EXERCISE: Return only the count of lines in which the word "currently" appears.
begin DATASET EXCERPTS
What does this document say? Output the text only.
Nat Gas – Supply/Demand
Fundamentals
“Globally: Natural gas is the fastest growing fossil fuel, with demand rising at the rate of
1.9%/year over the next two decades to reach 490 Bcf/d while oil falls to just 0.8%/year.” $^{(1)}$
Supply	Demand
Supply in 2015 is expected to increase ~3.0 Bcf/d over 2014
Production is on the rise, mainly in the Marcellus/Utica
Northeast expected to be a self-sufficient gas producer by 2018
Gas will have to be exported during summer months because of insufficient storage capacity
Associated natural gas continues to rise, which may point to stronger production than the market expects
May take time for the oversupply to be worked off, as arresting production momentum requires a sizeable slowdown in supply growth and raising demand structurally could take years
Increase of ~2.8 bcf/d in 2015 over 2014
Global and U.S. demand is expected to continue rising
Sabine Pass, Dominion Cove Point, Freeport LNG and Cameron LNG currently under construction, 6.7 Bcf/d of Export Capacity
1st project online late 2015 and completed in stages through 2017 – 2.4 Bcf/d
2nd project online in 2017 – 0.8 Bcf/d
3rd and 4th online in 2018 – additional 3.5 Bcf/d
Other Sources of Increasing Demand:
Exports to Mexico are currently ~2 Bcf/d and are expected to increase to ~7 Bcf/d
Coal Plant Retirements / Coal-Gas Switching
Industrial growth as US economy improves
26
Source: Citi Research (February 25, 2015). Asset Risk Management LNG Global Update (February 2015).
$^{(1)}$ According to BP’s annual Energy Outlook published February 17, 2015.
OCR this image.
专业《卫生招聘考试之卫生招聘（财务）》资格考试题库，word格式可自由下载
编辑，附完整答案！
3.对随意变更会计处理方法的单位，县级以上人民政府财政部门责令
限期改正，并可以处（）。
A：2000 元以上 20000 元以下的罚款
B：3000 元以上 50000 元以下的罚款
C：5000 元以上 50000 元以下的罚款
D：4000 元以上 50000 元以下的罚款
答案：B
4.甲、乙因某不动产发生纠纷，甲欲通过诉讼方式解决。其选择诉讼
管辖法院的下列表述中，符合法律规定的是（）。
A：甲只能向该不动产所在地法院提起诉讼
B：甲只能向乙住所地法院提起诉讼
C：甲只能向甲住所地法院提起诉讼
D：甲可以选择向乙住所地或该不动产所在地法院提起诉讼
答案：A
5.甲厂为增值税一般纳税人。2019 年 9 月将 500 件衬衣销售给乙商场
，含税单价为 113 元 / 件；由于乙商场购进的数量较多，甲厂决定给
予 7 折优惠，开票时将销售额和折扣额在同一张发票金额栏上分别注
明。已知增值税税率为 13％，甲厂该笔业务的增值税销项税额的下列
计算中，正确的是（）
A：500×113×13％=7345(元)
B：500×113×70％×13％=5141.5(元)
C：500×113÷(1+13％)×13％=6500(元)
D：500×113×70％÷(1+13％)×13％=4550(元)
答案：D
end DATASET EXCERPTS
THE ANSWER: 2